TASK BRIEF => Copy down all of the data underneath, exactly as shown.

EXTRACTED ENTRIES =>

╭──

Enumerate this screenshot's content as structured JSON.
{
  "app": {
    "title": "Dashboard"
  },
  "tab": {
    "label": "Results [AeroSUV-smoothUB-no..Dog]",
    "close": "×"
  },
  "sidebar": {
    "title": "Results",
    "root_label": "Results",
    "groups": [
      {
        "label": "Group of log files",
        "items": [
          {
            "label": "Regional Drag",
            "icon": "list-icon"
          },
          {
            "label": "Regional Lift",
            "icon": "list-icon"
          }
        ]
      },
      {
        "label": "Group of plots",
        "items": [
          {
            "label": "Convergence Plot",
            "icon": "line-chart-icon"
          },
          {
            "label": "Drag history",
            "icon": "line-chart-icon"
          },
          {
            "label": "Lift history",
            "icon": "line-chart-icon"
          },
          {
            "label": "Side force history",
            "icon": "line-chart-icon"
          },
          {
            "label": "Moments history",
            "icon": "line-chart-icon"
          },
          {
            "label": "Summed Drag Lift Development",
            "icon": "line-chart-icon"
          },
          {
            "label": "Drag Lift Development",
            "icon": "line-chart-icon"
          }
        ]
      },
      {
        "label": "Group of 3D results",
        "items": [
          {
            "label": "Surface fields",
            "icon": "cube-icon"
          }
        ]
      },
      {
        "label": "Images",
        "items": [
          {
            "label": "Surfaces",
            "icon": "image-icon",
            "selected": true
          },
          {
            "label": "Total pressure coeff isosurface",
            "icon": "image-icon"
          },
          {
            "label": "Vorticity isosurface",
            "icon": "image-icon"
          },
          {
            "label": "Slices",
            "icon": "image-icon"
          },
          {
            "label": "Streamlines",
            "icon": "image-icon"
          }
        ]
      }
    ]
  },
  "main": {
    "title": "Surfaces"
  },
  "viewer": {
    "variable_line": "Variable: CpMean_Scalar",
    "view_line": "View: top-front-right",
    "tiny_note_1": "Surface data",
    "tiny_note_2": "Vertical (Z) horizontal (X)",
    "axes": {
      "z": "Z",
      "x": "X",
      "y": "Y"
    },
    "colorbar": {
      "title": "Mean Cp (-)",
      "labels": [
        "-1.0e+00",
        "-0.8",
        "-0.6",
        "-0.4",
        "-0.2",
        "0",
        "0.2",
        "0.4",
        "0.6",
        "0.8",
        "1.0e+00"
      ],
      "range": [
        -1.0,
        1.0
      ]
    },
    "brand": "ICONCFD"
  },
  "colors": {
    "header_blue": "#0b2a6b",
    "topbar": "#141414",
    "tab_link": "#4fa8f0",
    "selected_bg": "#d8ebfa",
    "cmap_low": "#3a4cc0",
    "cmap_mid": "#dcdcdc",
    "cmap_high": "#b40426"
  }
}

╰──

TASK ANSWER =>
Enumerate this screenshot's content as structured JSON.
{
  "app": {
    "title": "Dashboard"
  },
  "tab": {
    "label": "Results [AeroSUV-smoothUB-no..Dog]",
    "close": "×"
  },
  "sidebar": {
    "title": "Results",
    "root_label": "Results",
    "groups": [
      {
        "label": "Group of log files",
        "items": [
          {
            "label": "Regional Drag",
            "icon": "list-icon"
          },
          {
            "label": "Regional Lift",
            "icon": "list-icon"
          }
        ]
      },
      {
        "label": "Group of plots",
        "items": [
          {
            "label": "Convergence Plot",
            "icon": "line-chart-icon"
          },
          {
            "label": "Drag history",
            "icon": "line-chart-icon"
          },
          {
            "label": "Lift history",
            "icon": "line-chart-icon"
          },
          {
            "label": "Side force history",
            "icon": "line-chart-icon"
          },
          {
            "label": "Moments history",
            "icon": "line-chart-icon"
          },
          {
            "label": "Summed Drag Lift Development",
            "icon": "line-chart-icon"
          },
          {
            "label": "Drag Lift Development",
            "icon": "line-chart-icon"
          }
        ]
      },
      {
        "label": "Group of 3D results",
        "items": [
          {
            "label": "Surface fields",
            "icon": "cube-icon"
          }
        ]
      },
      {
        "label": "Images",
        "items": [
          {
            "label": "Surfaces",
            "icon": "image-icon",
            "selected": true
          },
          {
            "label": "Total pressure coeff isosurface",
            "icon": "image-icon"
          },
          {
            "label": "Vorticity isosurface",
            "icon": "image-icon"
          },
          {
            "label": "Slices",
            "icon": "image-icon"
          },
          {
            "label": "Streamlines",
            "icon": "image-icon"
          }
        ]
      }
    ]
  },
  "main": {
    "title": "Surfaces"
  },
  "viewer": {
    "variable_line": "Variable: CpMean_Scalar",
    "view_line": "View: top-front-right",
    "tiny_note_1": "Surface data",
    "tiny_note_2": "Vertical (Z) horizontal (X)",
    "axes": {
      "z": "Z",
      "x": "X",
      "y": "Y"
    },
    "colorbar": {
      "title": "Mean Cp (-)",
      "labels": [
        "-1.0e+00",
        "-0.8",
        "-0.6",
        "-0.4",
        "-0.2",
        "0",
        "0.2",
        "0.4",
        "0.6",
        "0.8",
        "1.0e+00"
      ],
      "range": [
        -1.0,
        1.0
      ]
    },
    "brand": "ICONCFD"
  },
  "colors": {
    "header_blue": "#0b2a6b",
    "topbar": "#141414",
    "tab_link": "#4fa8f0",
    "selected_bg": "#d8ebfa",
    "cmap_low": "#3a4cc0",
    "cmap_mid": "#dcdcdc",
    "cmap_high": "#b40426"
  }
}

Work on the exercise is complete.